→ AIM
Using the data below, gather each line that includes the word "Order".

[Data entries]
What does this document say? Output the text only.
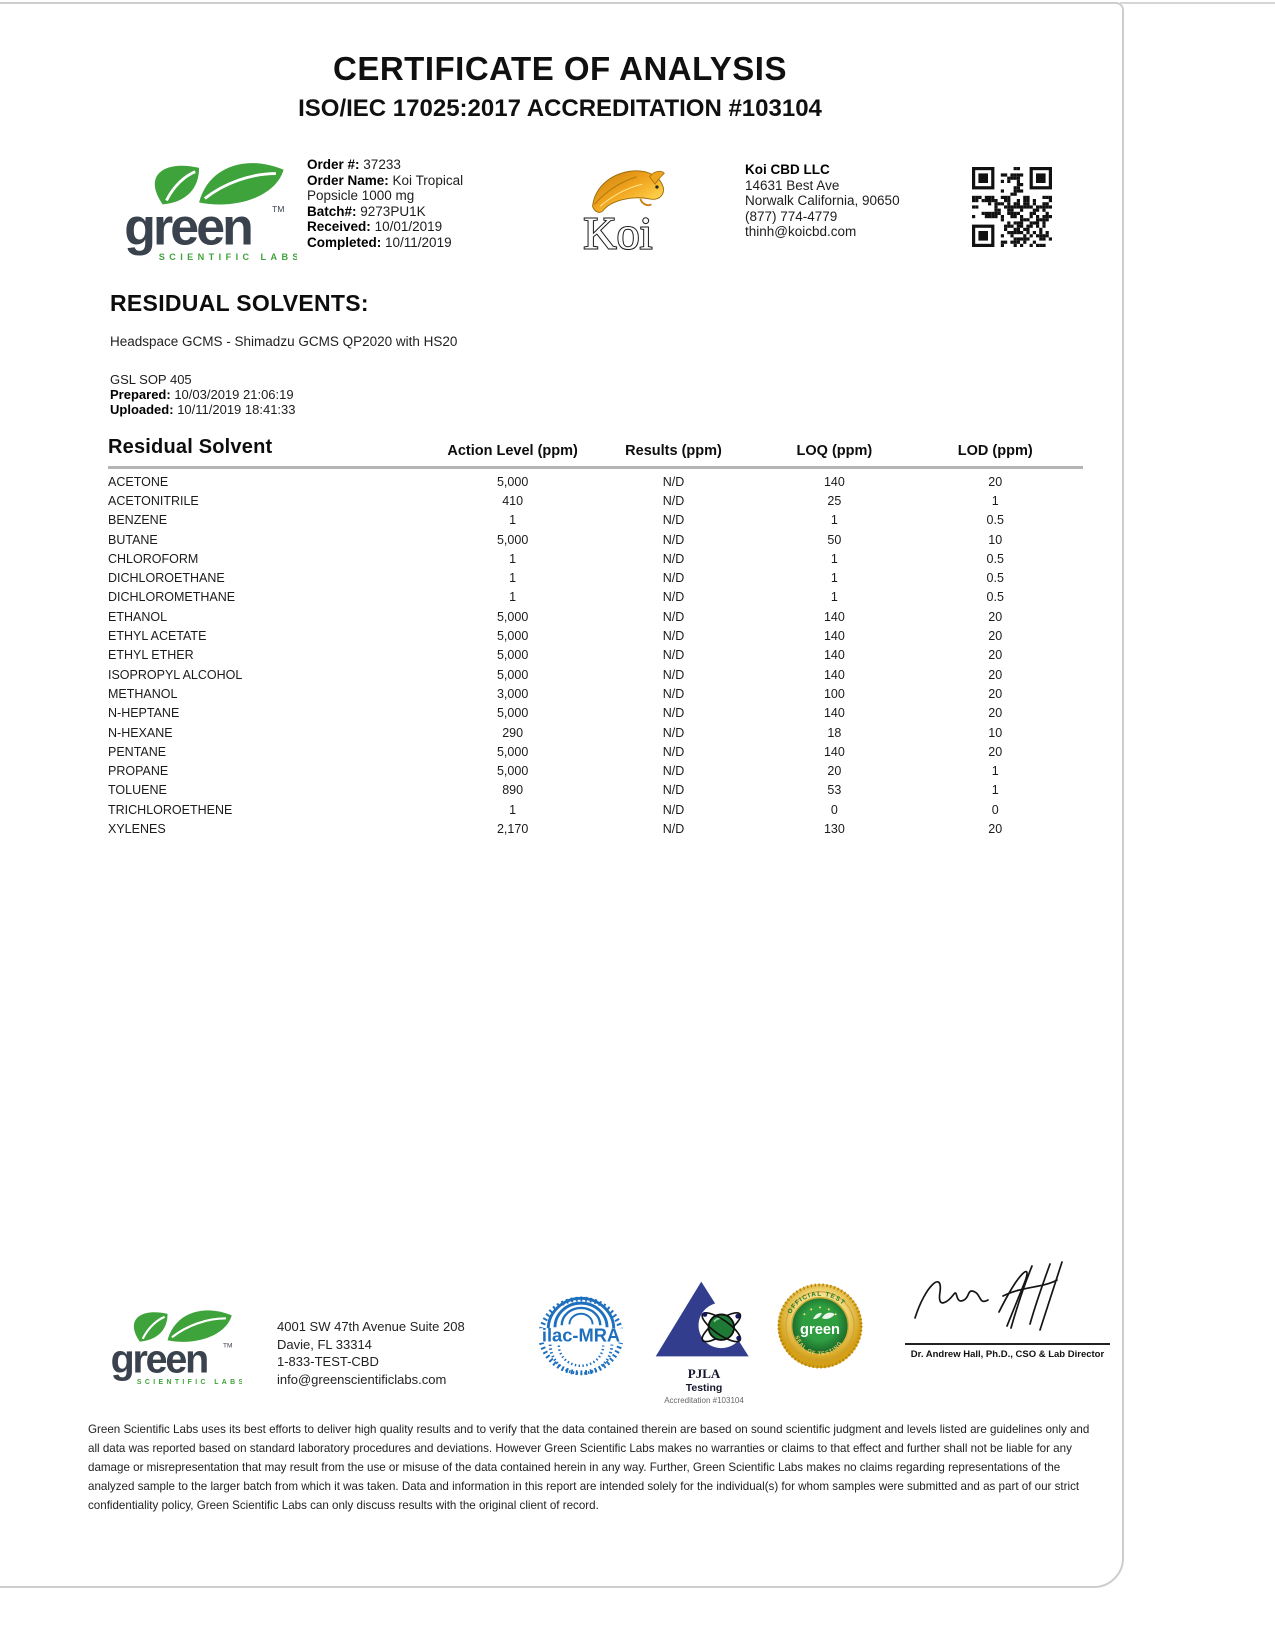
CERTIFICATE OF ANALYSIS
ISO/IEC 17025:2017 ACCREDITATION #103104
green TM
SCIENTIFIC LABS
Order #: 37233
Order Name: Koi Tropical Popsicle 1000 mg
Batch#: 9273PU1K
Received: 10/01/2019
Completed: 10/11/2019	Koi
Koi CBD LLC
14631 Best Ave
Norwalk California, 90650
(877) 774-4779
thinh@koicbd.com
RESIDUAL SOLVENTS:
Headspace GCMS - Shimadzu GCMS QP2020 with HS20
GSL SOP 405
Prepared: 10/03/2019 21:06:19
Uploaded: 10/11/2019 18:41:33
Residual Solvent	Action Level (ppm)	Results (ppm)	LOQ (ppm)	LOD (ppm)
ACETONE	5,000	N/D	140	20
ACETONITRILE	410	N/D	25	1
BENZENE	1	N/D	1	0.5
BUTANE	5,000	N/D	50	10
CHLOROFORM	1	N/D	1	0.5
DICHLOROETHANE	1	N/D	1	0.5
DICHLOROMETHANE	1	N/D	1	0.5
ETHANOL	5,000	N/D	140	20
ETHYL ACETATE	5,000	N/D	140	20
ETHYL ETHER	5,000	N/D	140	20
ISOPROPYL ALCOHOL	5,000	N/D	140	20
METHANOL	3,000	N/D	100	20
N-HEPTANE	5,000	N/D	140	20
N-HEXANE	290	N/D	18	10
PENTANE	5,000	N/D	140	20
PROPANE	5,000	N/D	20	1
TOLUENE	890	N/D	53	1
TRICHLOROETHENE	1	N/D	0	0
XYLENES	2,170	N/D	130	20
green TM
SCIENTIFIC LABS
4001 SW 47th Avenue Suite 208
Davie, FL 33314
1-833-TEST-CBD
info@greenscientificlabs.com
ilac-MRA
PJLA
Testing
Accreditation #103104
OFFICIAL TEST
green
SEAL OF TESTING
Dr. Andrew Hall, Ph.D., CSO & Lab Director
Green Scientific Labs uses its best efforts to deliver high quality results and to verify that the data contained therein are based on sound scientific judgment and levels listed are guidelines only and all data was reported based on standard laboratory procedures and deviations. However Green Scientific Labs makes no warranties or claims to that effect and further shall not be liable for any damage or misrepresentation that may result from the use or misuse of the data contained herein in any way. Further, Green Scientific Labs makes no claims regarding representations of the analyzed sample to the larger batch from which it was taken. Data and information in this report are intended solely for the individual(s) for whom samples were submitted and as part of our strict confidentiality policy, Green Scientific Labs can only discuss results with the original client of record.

...

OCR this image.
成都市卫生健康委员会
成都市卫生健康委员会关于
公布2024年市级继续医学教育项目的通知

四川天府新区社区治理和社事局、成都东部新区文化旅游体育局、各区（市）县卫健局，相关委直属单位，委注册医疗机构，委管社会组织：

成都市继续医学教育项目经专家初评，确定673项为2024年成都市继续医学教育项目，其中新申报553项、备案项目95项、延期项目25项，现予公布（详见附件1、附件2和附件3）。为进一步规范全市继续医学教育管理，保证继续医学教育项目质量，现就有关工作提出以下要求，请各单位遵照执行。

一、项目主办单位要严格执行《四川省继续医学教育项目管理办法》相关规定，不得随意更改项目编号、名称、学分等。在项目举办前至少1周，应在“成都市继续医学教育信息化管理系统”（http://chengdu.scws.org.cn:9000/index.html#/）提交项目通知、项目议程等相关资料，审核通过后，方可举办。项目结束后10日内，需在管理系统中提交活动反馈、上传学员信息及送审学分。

* * *

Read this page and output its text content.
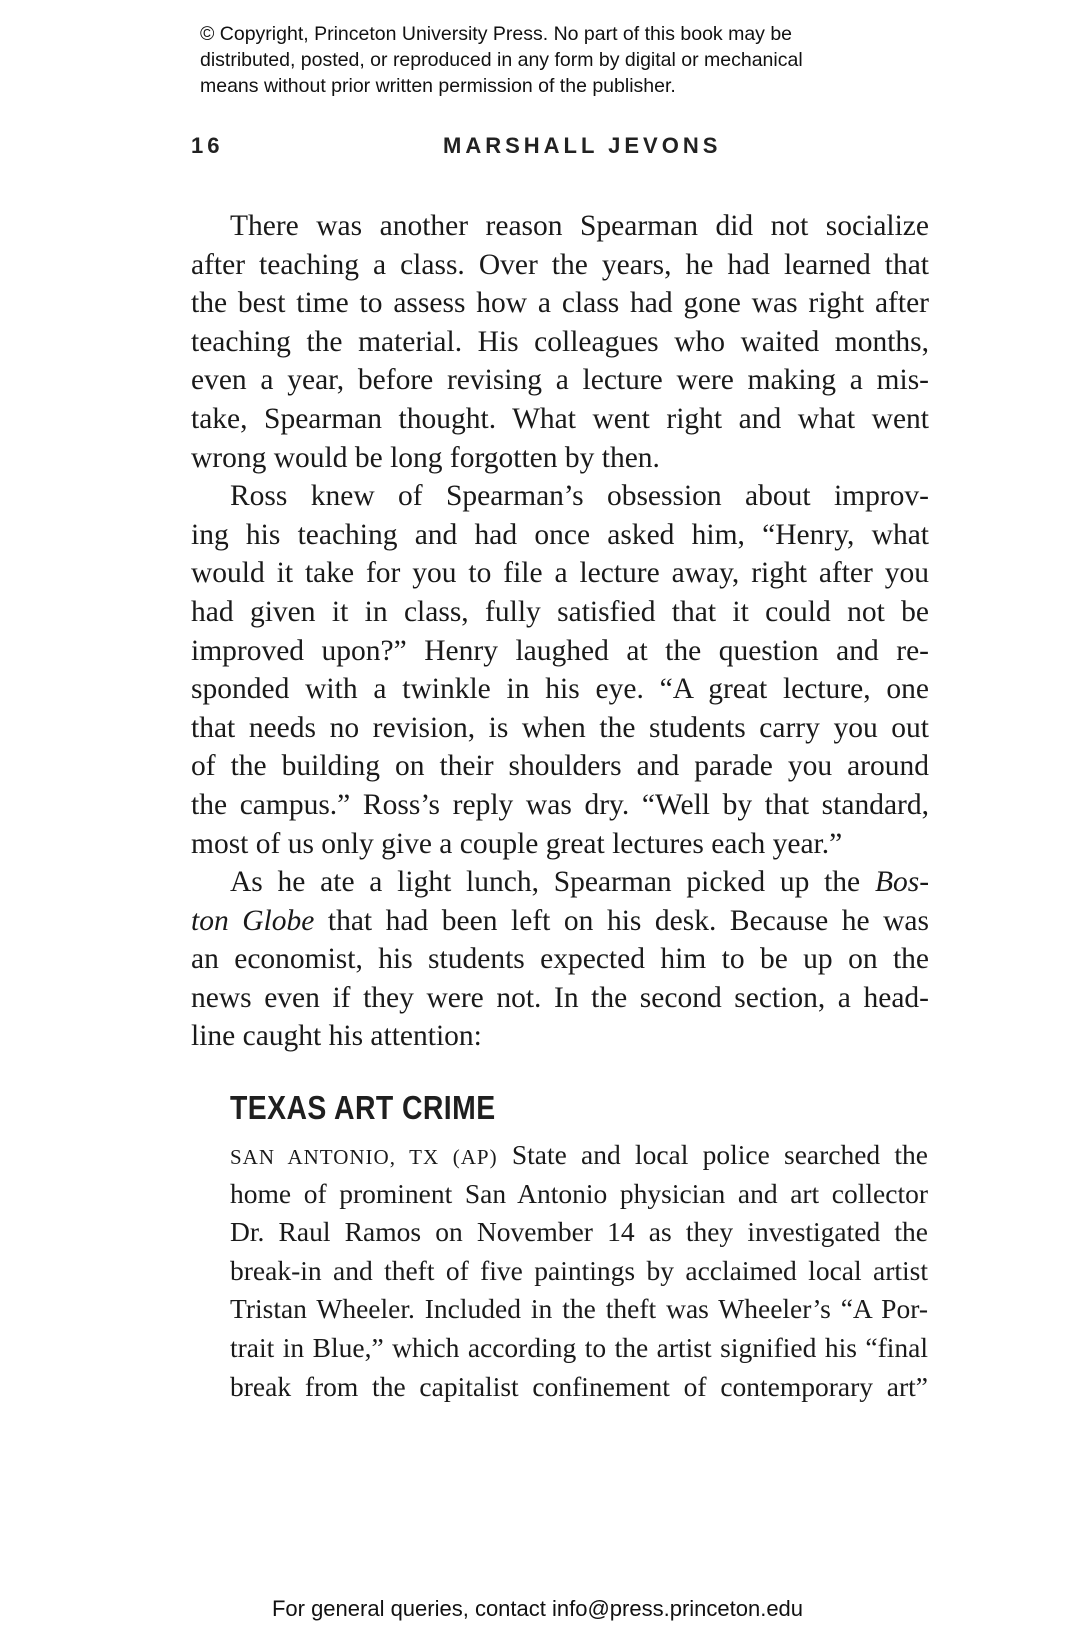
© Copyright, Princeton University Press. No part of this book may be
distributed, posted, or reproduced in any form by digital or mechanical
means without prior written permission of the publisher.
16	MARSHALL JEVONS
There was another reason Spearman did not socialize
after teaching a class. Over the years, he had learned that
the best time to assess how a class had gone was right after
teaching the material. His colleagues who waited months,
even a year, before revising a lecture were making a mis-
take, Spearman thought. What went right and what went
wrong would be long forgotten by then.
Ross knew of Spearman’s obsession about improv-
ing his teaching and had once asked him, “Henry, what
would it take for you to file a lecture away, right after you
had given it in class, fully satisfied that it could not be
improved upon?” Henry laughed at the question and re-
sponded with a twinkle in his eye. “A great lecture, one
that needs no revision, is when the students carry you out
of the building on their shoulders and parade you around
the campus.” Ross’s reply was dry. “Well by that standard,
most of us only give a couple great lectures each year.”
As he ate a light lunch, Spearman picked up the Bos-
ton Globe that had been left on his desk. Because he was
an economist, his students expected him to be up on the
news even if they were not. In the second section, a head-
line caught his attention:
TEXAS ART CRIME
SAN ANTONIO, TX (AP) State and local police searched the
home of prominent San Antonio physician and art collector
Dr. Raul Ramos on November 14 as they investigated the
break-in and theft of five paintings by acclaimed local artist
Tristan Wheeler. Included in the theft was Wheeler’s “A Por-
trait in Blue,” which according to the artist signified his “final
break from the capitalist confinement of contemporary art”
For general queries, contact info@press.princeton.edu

→ OUTPUT OF THE EXERCISE
Order #: 37233
Order Name: Koi Tropical Popsicle 1000 mg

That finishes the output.